** begin **
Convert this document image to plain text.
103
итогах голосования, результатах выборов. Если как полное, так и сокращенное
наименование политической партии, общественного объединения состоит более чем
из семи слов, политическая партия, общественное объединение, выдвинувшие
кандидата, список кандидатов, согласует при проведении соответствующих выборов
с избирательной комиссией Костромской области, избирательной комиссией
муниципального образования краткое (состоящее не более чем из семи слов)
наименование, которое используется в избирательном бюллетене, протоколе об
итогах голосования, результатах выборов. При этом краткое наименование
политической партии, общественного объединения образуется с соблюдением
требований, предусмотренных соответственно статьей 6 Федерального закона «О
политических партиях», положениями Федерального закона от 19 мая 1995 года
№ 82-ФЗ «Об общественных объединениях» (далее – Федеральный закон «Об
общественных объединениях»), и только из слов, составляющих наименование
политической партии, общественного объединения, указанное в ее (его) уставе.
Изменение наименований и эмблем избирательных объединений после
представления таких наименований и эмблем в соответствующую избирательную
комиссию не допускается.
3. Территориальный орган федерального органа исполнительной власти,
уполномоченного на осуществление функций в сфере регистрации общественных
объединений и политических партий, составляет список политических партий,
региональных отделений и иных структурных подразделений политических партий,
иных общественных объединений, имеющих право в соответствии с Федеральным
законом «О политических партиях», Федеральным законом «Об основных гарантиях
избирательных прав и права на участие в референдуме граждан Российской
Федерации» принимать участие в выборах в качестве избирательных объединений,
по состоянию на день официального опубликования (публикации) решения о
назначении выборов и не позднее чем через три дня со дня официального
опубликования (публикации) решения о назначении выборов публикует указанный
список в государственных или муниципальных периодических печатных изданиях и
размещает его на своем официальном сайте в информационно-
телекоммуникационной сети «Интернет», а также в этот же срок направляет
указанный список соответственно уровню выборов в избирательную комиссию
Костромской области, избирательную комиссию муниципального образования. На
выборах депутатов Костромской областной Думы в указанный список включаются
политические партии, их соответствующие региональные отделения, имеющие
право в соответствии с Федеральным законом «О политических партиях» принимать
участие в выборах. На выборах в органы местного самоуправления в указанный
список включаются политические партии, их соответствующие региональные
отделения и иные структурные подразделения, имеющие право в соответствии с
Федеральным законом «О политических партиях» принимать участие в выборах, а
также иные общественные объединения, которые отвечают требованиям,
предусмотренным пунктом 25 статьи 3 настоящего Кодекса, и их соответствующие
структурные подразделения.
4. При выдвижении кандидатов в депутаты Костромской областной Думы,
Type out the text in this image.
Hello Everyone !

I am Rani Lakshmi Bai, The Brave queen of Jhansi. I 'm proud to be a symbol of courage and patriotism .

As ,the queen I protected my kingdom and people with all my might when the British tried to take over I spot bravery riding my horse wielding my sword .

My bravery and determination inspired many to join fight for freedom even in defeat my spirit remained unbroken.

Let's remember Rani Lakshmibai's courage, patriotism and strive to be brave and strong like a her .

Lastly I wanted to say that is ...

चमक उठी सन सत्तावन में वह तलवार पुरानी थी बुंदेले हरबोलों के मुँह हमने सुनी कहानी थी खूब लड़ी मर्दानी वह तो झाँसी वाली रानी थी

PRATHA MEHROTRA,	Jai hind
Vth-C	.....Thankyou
** end **
Search the records for the string "объединениях" and return every line in which it occurs.

### Answer
№ 82-ФЗ «Об общественных объединениях» (далее – Федеральный закон «Об
общественных объединениях»), и только из слов, составляющих наименование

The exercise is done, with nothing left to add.